Extracts from a graphics dataset

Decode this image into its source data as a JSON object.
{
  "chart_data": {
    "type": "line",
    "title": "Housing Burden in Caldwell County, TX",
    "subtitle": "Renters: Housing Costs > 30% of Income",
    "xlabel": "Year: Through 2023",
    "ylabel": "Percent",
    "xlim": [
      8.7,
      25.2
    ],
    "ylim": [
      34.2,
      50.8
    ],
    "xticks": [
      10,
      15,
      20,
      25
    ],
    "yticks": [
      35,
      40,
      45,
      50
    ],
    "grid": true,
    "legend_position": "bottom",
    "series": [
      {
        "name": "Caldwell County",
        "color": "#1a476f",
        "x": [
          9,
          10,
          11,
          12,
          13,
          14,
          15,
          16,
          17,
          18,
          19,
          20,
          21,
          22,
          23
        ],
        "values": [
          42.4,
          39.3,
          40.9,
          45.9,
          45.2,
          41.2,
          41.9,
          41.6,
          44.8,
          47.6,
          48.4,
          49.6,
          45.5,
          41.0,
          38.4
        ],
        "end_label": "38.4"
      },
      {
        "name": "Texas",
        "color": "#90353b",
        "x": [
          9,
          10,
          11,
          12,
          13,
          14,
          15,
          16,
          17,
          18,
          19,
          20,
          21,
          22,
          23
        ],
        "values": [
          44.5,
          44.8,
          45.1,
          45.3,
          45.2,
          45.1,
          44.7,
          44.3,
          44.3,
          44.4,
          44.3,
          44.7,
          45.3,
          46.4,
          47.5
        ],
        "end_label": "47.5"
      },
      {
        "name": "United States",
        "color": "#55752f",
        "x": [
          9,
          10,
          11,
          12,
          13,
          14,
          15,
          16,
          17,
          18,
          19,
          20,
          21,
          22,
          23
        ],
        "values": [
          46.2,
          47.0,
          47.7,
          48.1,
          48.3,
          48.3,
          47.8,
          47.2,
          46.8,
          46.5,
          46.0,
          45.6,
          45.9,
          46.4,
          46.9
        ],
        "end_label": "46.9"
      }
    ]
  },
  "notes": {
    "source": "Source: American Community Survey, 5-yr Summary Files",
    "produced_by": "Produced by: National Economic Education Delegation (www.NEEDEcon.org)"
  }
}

## Task details
Extract each entry in full, exactly as given.

## Correct output
Decode this image into its source data as a JSON object.
{
  "chart_data": {
    "type": "line",
    "title": "Housing Burden in Caldwell County, TX",
    "subtitle": "Renters: Housing Costs > 30% of Income",
    "xlabel": "Year: Through 2023",
    "ylabel": "Percent",
    "xlim": [
      8.7,
      25.2
    ],
    "ylim": [
      34.2,
      50.8
    ],
    "xticks": [
      10,
      15,
      20,
      25
    ],
    "yticks": [
      35,
      40,
      45,
      50
    ],
    "grid": true,
    "legend_position": "bottom",
    "series": [
      {
        "name": "Caldwell County",
        "color": "#1a476f",
        "x": [
          9,
          10,
          11,
          12,
          13,
          14,
          15,
          16,
          17,
          18,
          19,
          20,
          21,
          22,
          23
        ],
        "values": [
          42.4,
          39.3,
          40.9,
          45.9,
          45.2,
          41.2,
          41.9,
          41.6,
          44.8,
          47.6,
          48.4,
          49.6,
          45.5,
          41.0,
          38.4
        ],
        "end_label": "38.4"
      },
      {
        "name": "Texas",
        "color": "#90353b",
        "x": [
          9,
          10,
          11,
          12,
          13,
          14,
          15,
          16,
          17,
          18,
          19,
          20,
          21,
          22,
          23
        ],
        "values": [
          44.5,
          44.8,
          45.1,
          45.3,
          45.2,
          45.1,
          44.7,
          44.3,
          44.3,
          44.4,
          44.3,
          44.7,
          45.3,
          46.4,
          47.5
        ],
        "end_label": "47.5"
      },
      {
        "name": "United States",
        "color": "#55752f",
        "x": [
          9,
          10,
          11,
          12,
          13,
          14,
          15,
          16,
          17,
          18,
          19,
          20,
          21,
          22,
          23
        ],
        "values": [
          46.2,
          47.0,
          47.7,
          48.1,
          48.3,
          48.3,
          47.8,
          47.2,
          46.8,
          46.5,
          46.0,
          45.6,
          45.9,
          46.4,
          46.9
        ],
        "end_label": "46.9"
      }
    ]
  },
  "notes": {
    "source": "Source: American Community Survey, 5-yr Summary Files",
    "produced_by": "Produced by: National Economic Education Delegation (www.NEEDEcon.org)"
  }
}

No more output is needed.